[TASK 1]
In the records below, repeat everything from the line containing "code-line: 59 No" down to the line containing "track-row[interactable]: 10 Far", keeping both of those lines.

Truman & Tennessee: An Intimate Conversation ****

Starring: Jim Parsons, Zachary Quinto

Director: Lisa Immordino Vreeland

Country: USA

It would be difficult to understate the significance of Truman Capote and Tennessee Williams to American Literature. The former, whose novels Breakfast At Tiffany’s and In Cold Blood are firmly entrenched in literary iconoclasm, became a celebrity in his own right living as a society figure in mid-twentieth century New York. The latter, the lauded playwright of A Streetcar Named Desire, The Glass Menagerie and Cat On A Hot Tin Roof, is considered one of the absolute greatest writers for the stage in the English Language. The pair – who were both gay – nurtured an intimate (and sometimes tempestuous) friendship throughout their adult lives and in this portrait from biographic documentary filmmaker Lisa Immordino Vreeland (Peggy Guggenheim: Art Addict, Love Cecil) , we explore their lives and works through the lens of this longstanding alliance.

Alongside footage and soundbites from interviews, their personal writings are brought alive through strikingly realistic voiceover imitations from actors Jim Parsons (The Normal Heart, The Boys In The Band) and Zachary Quinto (Star Trek, The Boys In The Band). We hear anecdotes of their friendship both in New York and abroad, but also their arguments, rivalries and professional jealousies. Williams describes how he is envious of all other successes beside his own and subsequently sharpens his claws on his friend Capote.

[TASK 2]
Copy everything from "Country: USA" down to "this longstanding alliance." in the film review above, replacing "playwright" with "dramatist".

[DATA]
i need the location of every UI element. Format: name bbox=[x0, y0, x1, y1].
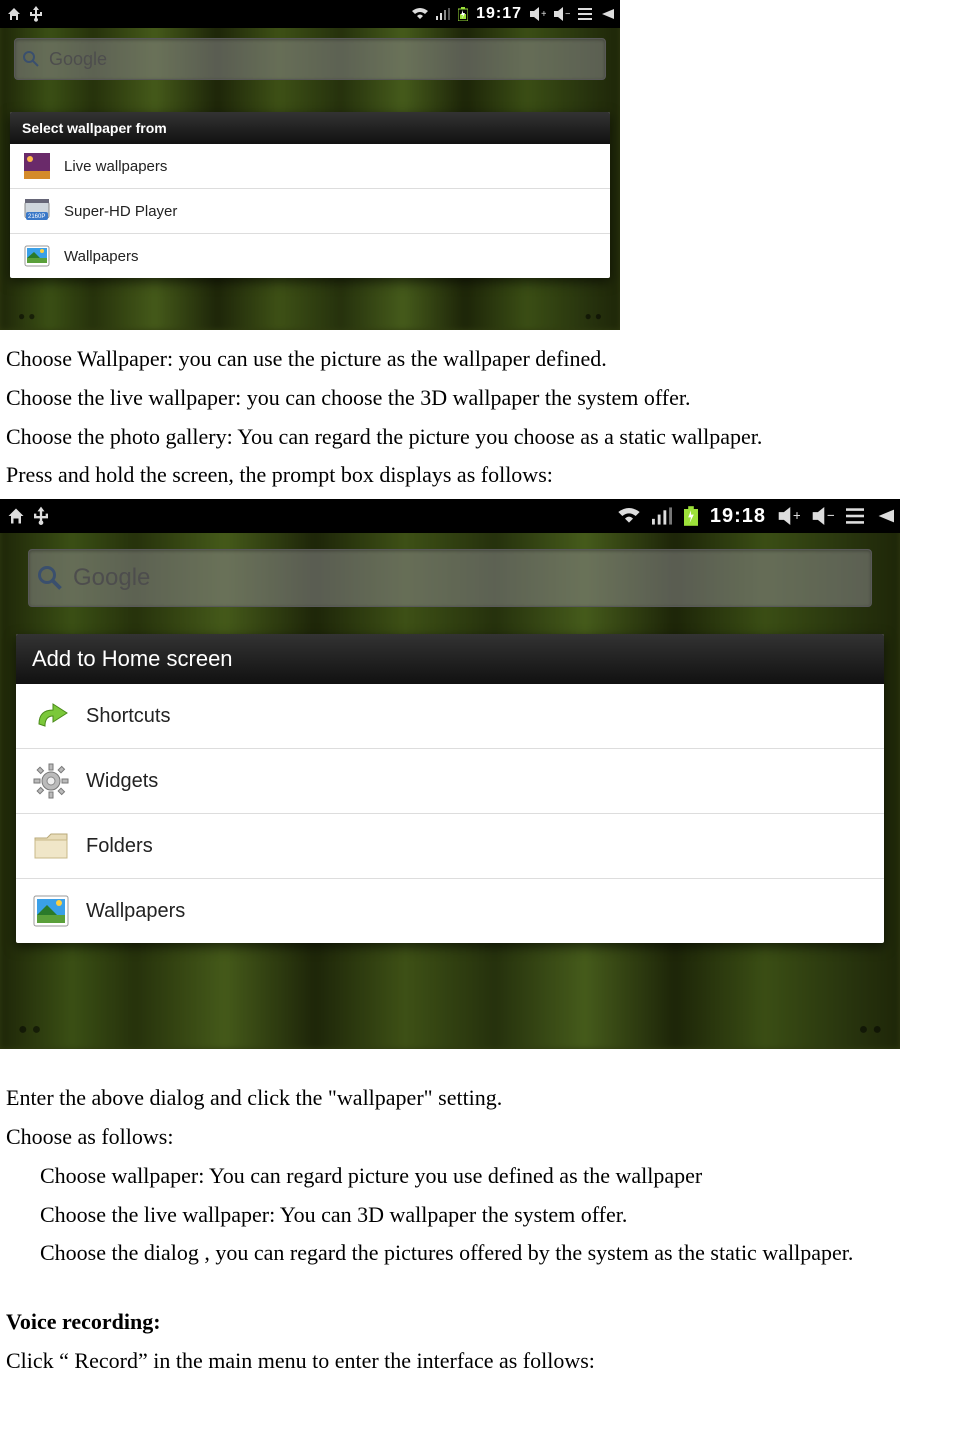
doc-paragraph: Choose Wallpaper: you can use the pictur… bbox=[0, 340, 960, 379]
page-indicator-right[interactable]: ● ● bbox=[859, 1021, 882, 1039]
list-item-label: Folders bbox=[86, 835, 153, 858]
list-item-folders[interactable]: Folders bbox=[16, 814, 884, 879]
list-item-label: Live wallpapers bbox=[64, 158, 167, 175]
status-time: 19:17 bbox=[476, 5, 522, 23]
home-icon[interactable] bbox=[6, 6, 22, 22]
list-item-wallpapers[interactable]: Wallpapers bbox=[16, 879, 884, 943]
usb-icon bbox=[30, 6, 42, 22]
svg-text:+: + bbox=[793, 507, 800, 523]
back-icon[interactable] bbox=[600, 7, 614, 21]
dialog-title: Select wallpaper from bbox=[10, 112, 610, 144]
list-item-label: Shortcuts bbox=[86, 705, 170, 728]
live-wallpapers-icon bbox=[22, 151, 52, 181]
status-bar: 19:18 + − bbox=[0, 499, 900, 533]
doc-paragraph: Choose the live wallpaper: You can 3D wa… bbox=[0, 1196, 960, 1235]
list-item-label: Super-HD Player bbox=[64, 203, 177, 220]
wifi-icon bbox=[618, 508, 640, 524]
page-indicator-left[interactable]: ● ● bbox=[18, 309, 36, 324]
list-item-label: Widgets bbox=[86, 770, 158, 793]
volume-down-icon[interactable]: − bbox=[812, 507, 834, 525]
volume-up-icon[interactable]: + bbox=[530, 7, 546, 21]
home-icon[interactable] bbox=[6, 506, 26, 526]
menu-icon[interactable] bbox=[578, 8, 592, 20]
list-item-widgets[interactable]: Widgets bbox=[16, 749, 884, 814]
wifi-icon bbox=[412, 8, 428, 20]
doc-paragraph: Choose the dialog , you can regard the p… bbox=[0, 1234, 960, 1273]
section-heading: Voice recording: bbox=[0, 1303, 960, 1342]
volume-up-icon[interactable]: + bbox=[778, 507, 800, 525]
list-item-label: Wallpapers bbox=[86, 900, 185, 923]
shortcuts-icon bbox=[28, 693, 74, 739]
doc-paragraph: Choose the live wallpaper: you can choos… bbox=[0, 379, 960, 418]
doc-paragraph: Choose the photo gallery: You can regard… bbox=[0, 418, 960, 457]
menu-icon[interactable] bbox=[846, 508, 864, 524]
doc-paragraph: Press and hold the screen, the prompt bo… bbox=[0, 456, 960, 495]
add-to-home-dialog: Add to Home screen Shortcuts bbox=[16, 634, 884, 943]
doc-paragraph: Choose wallpaper: You can regard picture… bbox=[0, 1157, 960, 1196]
select-wallpaper-dialog: Select wallpaper from Live wallpapers 21… bbox=[10, 112, 610, 278]
screenshot-add-to-home: 19:18 + − Google Add to Home screen bbox=[0, 499, 900, 1049]
signal-icon bbox=[436, 8, 450, 20]
usb-icon bbox=[34, 506, 48, 526]
list-item-label: Wallpapers bbox=[64, 248, 138, 265]
status-bar: 19:17 + − bbox=[0, 0, 620, 28]
doc-paragraph: Enter the above dialog and click the "wa… bbox=[0, 1079, 960, 1118]
doc-paragraph: Click “ Record” in the main menu to ente… bbox=[0, 1342, 960, 1381]
dialog-title: Add to Home screen bbox=[16, 634, 884, 684]
battery-icon bbox=[458, 7, 468, 21]
doc-paragraph: Choose as follows: bbox=[0, 1118, 960, 1157]
svg-text:−: − bbox=[565, 9, 570, 20]
page-indicator-right[interactable]: ● ● bbox=[585, 309, 603, 324]
volume-down-icon[interactable]: − bbox=[554, 7, 570, 21]
signal-icon bbox=[652, 507, 672, 525]
svg-text:2160P: 2160P bbox=[28, 214, 45, 220]
superhd-player-icon: 2160P bbox=[22, 196, 52, 226]
folders-icon bbox=[28, 823, 74, 869]
page-indicator-left[interactable]: ● ● bbox=[18, 1021, 41, 1039]
svg-text:+: + bbox=[541, 9, 546, 20]
list-item-wallpapers[interactable]: Wallpapers bbox=[10, 234, 610, 278]
status-time: 19:18 bbox=[710, 505, 766, 528]
wallpapers-icon bbox=[28, 888, 74, 934]
list-item-shortcuts[interactable]: Shortcuts bbox=[16, 684, 884, 749]
battery-icon bbox=[684, 506, 698, 526]
list-item-live-wallpapers[interactable]: Live wallpapers bbox=[10, 144, 610, 189]
wallpapers-icon bbox=[22, 241, 52, 271]
screenshot-select-wallpaper: 19:17 + − Google Select wallpaper f bbox=[0, 0, 620, 330]
list-item-superhd-player[interactable]: 2160P Super-HD Player bbox=[10, 189, 610, 234]
back-icon[interactable] bbox=[876, 507, 894, 525]
svg-text:−: − bbox=[827, 507, 834, 523]
widgets-icon bbox=[28, 758, 74, 804]
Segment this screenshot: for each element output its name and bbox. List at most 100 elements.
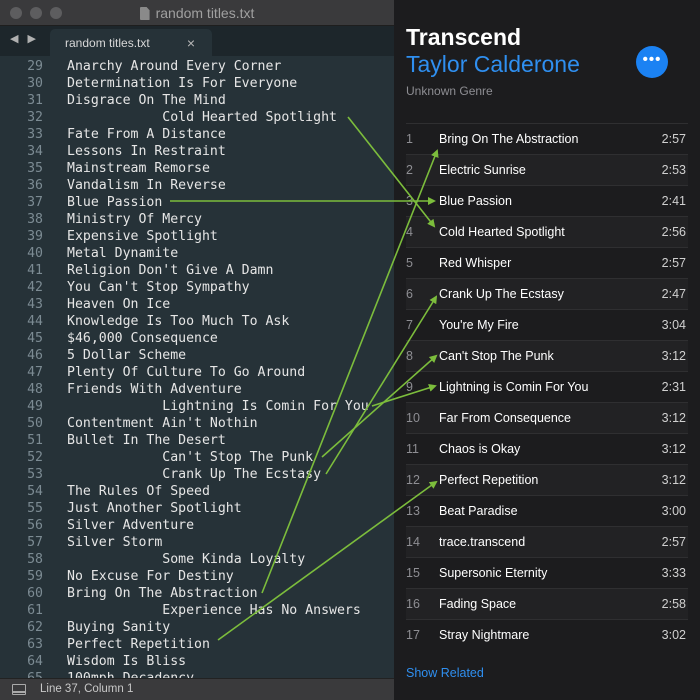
code-line: 59 No Excuse For Destiny [0,568,394,585]
track-row[interactable]: 13 Beat Paradise 3:00 [406,495,688,526]
line-text: Mainstream Remorse [67,161,210,176]
document-icon [139,7,150,20]
track-row[interactable]: 17 Stray Nightmare 3:02 [406,619,688,650]
line-number: 37 [27,195,43,210]
line-number: 48 [27,382,43,397]
track-duration: 2:57 [661,256,686,270]
line-text: Can't Stop The Punk [67,450,314,465]
track-name: trace.transcend [439,535,526,549]
track-number: 3 [406,194,413,208]
line-text: Perfect Repetition [67,637,210,652]
code-area[interactable]: 29 Anarchy Around Every Corner 30 Determina… [0,58,394,687]
code-line: 33 Fate From A Distance [0,126,394,143]
track-number: 12 [406,473,420,487]
track-name: Stray Nightmare [439,628,530,642]
track-name: Cold Hearted Spotlight [439,225,565,239]
line-number: 39 [27,229,43,244]
tab-nav-arrows-icon[interactable]: ◀ ▶ [10,32,39,45]
track-row[interactable]: 4 Cold Hearted Spotlight 2:56 [406,216,688,247]
line-number: 61 [27,603,43,618]
line-number: 41 [27,263,43,278]
track-row[interactable]: 8 Can't Stop The Punk 3:12 [406,340,688,371]
line-text: Cold Hearted Spotlight [67,110,337,125]
code-line: 49 Lightning Is Comin For You [0,398,394,415]
tab-random-titles[interactable]: random titles.txt × [50,29,212,56]
code-line: 30 Determination Is For Everyone [0,75,394,92]
track-row[interactable]: 5 Red Whisper 2:57 [406,247,688,278]
track-row[interactable]: 10 Far From Consequence 3:12 [406,402,688,433]
line-number: 46 [27,348,43,363]
line-text: Fate From A Distance [67,127,226,142]
tab-label: random titles.txt [65,36,150,50]
track-row[interactable]: 12 Perfect Repetition 3:12 [406,464,688,495]
line-number: 38 [27,212,43,227]
line-text: Lessons In Restraint [67,144,226,159]
code-line: 37 Blue Passion [0,194,394,211]
line-number: 43 [27,297,43,312]
line-text: Ministry Of Mercy [67,212,202,227]
line-text: Disgrace On The Mind [67,93,226,108]
line-text: Metal Dynamite [67,246,179,261]
line-number: 40 [27,246,43,261]
track-duration: 3:12 [661,473,686,487]
code-line: 55 Just Another Spotlight [0,500,394,517]
track-number: 4 [406,225,413,239]
track-row[interactable]: 16 Fading Space 2:58 [406,588,688,619]
track-row[interactable]: 15 Supersonic Eternity 3:33 [406,557,688,588]
window-title-text: random titles.txt [155,5,255,21]
track-name: Bring On The Abstraction [439,132,579,146]
line-text: Anarchy Around Every Corner [67,59,282,74]
track-duration: 3:33 [661,566,686,580]
code-line: 56 Silver Adventure [0,517,394,534]
track-duration: 2:41 [661,194,686,208]
line-number: 59 [27,569,43,584]
show-related-link[interactable]: Show Related [406,666,484,680]
track-name: Crank Up The Ecstasy [439,287,564,301]
track-number: 11 [406,442,419,456]
line-text: The Rules Of Speed [67,484,210,499]
track-row[interactable]: 2 Electric Sunrise 2:53 [406,154,688,185]
track-duration: 3:12 [661,442,686,456]
line-text: Plenty Of Culture To Go Around [67,365,306,380]
code-line: 38 Ministry Of Mercy [0,211,394,228]
more-options-button[interactable]: ••• [636,46,668,78]
track-row[interactable]: 6 Crank Up The Ecstasy 2:47 [406,278,688,309]
line-number: 30 [27,76,43,91]
track-number: 8 [406,349,413,363]
line-text: Vandalism In Reverse [67,178,226,193]
track-row[interactable]: 7 You're My Fire 3:04 [406,309,688,340]
line-number: 64 [27,654,43,669]
line-text: Bring On The Abstraction [67,586,258,601]
line-text: Determination Is For Everyone [67,76,298,91]
track-row[interactable]: 3 Blue Passion 2:41 [406,185,688,216]
code-line: 50 Contentment Ain't Nothin [0,415,394,432]
track-row[interactable]: 1 Bring On The Abstraction 2:57 [406,123,688,154]
line-text: Expensive Spotlight [67,229,218,244]
track-number: 13 [406,504,420,518]
tab-close-icon[interactable]: × [187,35,195,51]
track-duration: 2:57 [661,132,686,146]
editor-titlebar: random titles.txt [0,0,394,26]
line-number: 54 [27,484,43,499]
line-number: 62 [27,620,43,635]
track-row[interactable]: 9 Lightning is Comin For You 2:31 [406,371,688,402]
line-text: $46,000 Consequence [67,331,218,346]
code-line: 61 Experience Has No Answers [0,602,394,619]
track-name: Lightning is Comin For You [439,380,589,394]
track-duration: 2:31 [661,380,686,394]
code-line: 51 Bullet In The Desert [0,432,394,449]
code-line: 58 Some Kinda Loyalty [0,551,394,568]
line-number: 63 [27,637,43,652]
line-text: Some Kinda Loyalty [67,552,306,567]
track-row[interactable]: 14 trace.transcend 2:57 [406,526,688,557]
line-text: No Excuse For Destiny [67,569,234,584]
tab-bar: ◀ ▶ random titles.txt × [0,26,394,56]
line-text: Religion Don't Give A Damn [67,263,274,278]
track-name: Beat Paradise [439,504,518,518]
artist-link[interactable]: Taylor Calderone [406,51,580,78]
track-row[interactable]: 11 Chaos is Okay 3:12 [406,433,688,464]
code-line: 43 Heaven On Ice [0,296,394,313]
line-number: 58 [27,552,43,567]
panel-toggle-icon[interactable] [12,684,26,695]
track-number: 9 [406,380,413,394]
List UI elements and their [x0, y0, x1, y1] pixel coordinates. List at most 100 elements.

[EXERCISE ANSWER 1]
code-line: 59 No Excuse For Destiny [0,568,394,585]
track-row[interactable]: 13 Beat Paradise 3:00 [406,495,688,526]
line-text: Mainstream Remorse [67,161,210,176]
document-icon [139,7,150,20]
track-row[interactable]: 17 Stray Nightmare 3:02 [406,619,688,650]
line-number: 37 [27,195,43,210]
line-number: 48 [27,382,43,397]
track-duration: 2:57 [661,256,686,270]
line-text: Can't Stop The Punk [67,450,314,465]
track-name: trace.transcend [439,535,526,549]
track-number: 3 [406,194,413,208]
line-text: Perfect Repetition [67,637,210,652]
code-area[interactable]: 29 Anarchy Around Every Corner 30 Determina… [0,58,394,687]
code-line: 33 Fate From A Distance [0,126,394,143]
track-number: 12 [406,473,420,487]
track-name: Stray Nightmare [439,628,530,642]
track-name: Cold Hearted Spotlight [439,225,565,239]
line-number: 39 [27,229,43,244]
tab-nav-arrows-icon[interactable]: ◀ ▶ [10,32,39,45]
track-row[interactable]: 4 Cold Hearted Spotlight 2:56 [406,216,688,247]
line-number: 61 [27,603,43,618]
line-number: 41 [27,263,43,278]
track-row[interactable]: 8 Can't Stop The Punk 3:12 [406,340,688,371]
line-text: Cold Hearted Spotlight [67,110,337,125]
code-line: 49 Lightning Is Comin For You [0,398,394,415]
tab-random-titles[interactable]: random titles.txt × [50,29,212,56]
code-line: 30 Determination Is For Everyone [0,75,394,92]
track-row[interactable]: 5 Red Whisper 2:57 [406,247,688,278]
track-row[interactable]: 10 Far From Consequence 3:12 [406,402,688,433]

[EXERCISE ANSWER 2]
Country: USA

It would be difficult to understate the significance of Truman Capote and Tennessee Williams to American Literature. The former, whose novels Breakfast At Tiffany’s and In Cold Blood are firmly entrenched in literary iconoclasm, became a celebrity in his own right living as a society figure in mid-twentieth century New York. The latter, the lauded dramatist of A Streetcar Named Desire, The Glass Menagerie and Cat On A Hot Tin Roof, is considered one of the absolute greatest writers for the stage in the English Language. The pair – who were both gay – nurtured an intimate (and sometimes tempestuous) friendship throughout their adult lives and in this portrait from biographic documentary filmmaker Lisa Immordino Vreeland (Peggy Guggenheim: Art Addict, Love Cecil) , we explore their lives and works through the lens of this longstanding alliance.